• EXERCISE DETAILS: Print the whole listing exactly.

[A run of records]
★ ★ ★ ★ ★

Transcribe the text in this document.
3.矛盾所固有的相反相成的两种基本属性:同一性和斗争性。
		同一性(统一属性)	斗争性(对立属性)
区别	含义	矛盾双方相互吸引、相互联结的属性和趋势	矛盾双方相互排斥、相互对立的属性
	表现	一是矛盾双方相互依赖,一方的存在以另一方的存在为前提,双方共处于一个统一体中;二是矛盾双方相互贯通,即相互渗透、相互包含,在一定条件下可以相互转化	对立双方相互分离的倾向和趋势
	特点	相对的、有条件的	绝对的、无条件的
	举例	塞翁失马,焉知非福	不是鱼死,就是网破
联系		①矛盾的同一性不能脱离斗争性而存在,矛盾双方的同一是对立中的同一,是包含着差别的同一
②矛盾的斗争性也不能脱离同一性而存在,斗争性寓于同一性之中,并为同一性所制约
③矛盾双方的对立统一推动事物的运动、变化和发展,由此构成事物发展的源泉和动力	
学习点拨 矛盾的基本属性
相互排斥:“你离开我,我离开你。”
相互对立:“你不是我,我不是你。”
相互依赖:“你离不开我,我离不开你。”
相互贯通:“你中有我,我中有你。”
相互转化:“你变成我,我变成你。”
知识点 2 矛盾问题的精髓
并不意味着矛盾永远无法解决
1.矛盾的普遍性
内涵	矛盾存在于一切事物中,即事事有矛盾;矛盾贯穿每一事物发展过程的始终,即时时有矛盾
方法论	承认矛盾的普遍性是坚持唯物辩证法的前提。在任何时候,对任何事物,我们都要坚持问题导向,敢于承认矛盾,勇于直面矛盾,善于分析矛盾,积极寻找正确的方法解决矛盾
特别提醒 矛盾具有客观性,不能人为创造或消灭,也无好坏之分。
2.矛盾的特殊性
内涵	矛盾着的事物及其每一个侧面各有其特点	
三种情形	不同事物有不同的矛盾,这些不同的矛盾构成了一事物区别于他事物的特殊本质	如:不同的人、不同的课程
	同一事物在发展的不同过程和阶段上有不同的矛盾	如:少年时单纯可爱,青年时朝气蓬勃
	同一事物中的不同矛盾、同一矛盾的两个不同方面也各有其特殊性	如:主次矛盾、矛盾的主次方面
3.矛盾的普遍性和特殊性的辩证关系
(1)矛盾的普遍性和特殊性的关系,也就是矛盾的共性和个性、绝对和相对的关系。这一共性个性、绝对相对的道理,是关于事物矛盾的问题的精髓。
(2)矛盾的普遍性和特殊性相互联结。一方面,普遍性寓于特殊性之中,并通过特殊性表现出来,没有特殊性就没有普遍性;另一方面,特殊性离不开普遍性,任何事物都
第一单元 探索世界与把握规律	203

★ ★ ★ ★ ★

• FINAL RESULT:
Transcribe the text in this document.
3.矛盾所固有的相反相成的两种基本属性:同一性和斗争性。
		同一性(统一属性)	斗争性(对立属性)
区别	含义	矛盾双方相互吸引、相互联结的属性和趋势	矛盾双方相互排斥、相互对立的属性
	表现	一是矛盾双方相互依赖,一方的存在以另一方的存在为前提,双方共处于一个统一体中;二是矛盾双方相互贯通,即相互渗透、相互包含,在一定条件下可以相互转化	对立双方相互分离的倾向和趋势
	特点	相对的、有条件的	绝对的、无条件的
	举例	塞翁失马,焉知非福	不是鱼死,就是网破
联系		①矛盾的同一性不能脱离斗争性而存在,矛盾双方的同一是对立中的同一,是包含着差别的同一
②矛盾的斗争性也不能脱离同一性而存在,斗争性寓于同一性之中,并为同一性所制约
③矛盾双方的对立统一推动事物的运动、变化和发展,由此构成事物发展的源泉和动力	
学习点拨 矛盾的基本属性
相互排斥:“你离开我,我离开你。”
相互对立:“你不是我,我不是你。”
相互依赖:“你离不开我,我离不开你。”
相互贯通:“你中有我,我中有你。”
相互转化:“你变成我,我变成你。”
知识点 2 矛盾问题的精髓
并不意味着矛盾永远无法解决
1.矛盾的普遍性
内涵	矛盾存在于一切事物中,即事事有矛盾;矛盾贯穿每一事物发展过程的始终,即时时有矛盾
方法论	承认矛盾的普遍性是坚持唯物辩证法的前提。在任何时候,对任何事物,我们都要坚持问题导向,敢于承认矛盾,勇于直面矛盾,善于分析矛盾,积极寻找正确的方法解决矛盾
特别提醒 矛盾具有客观性,不能人为创造或消灭,也无好坏之分。
2.矛盾的特殊性
内涵	矛盾着的事物及其每一个侧面各有其特点	
三种情形	不同事物有不同的矛盾,这些不同的矛盾构成了一事物区别于他事物的特殊本质	如:不同的人、不同的课程
	同一事物在发展的不同过程和阶段上有不同的矛盾	如:少年时单纯可爱,青年时朝气蓬勃
	同一事物中的不同矛盾、同一矛盾的两个不同方面也各有其特殊性	如:主次矛盾、矛盾的主次方面
3.矛盾的普遍性和特殊性的辩证关系
(1)矛盾的普遍性和特殊性的关系,也就是矛盾的共性和个性、绝对和相对的关系。这一共性个性、绝对相对的道理,是关于事物矛盾的问题的精髓。
(2)矛盾的普遍性和特殊性相互联结。一方面,普遍性寓于特殊性之中,并通过特殊性表现出来,没有特殊性就没有普遍性;另一方面,特殊性离不开普遍性,任何事物都
第一单元 探索世界与把握规律	203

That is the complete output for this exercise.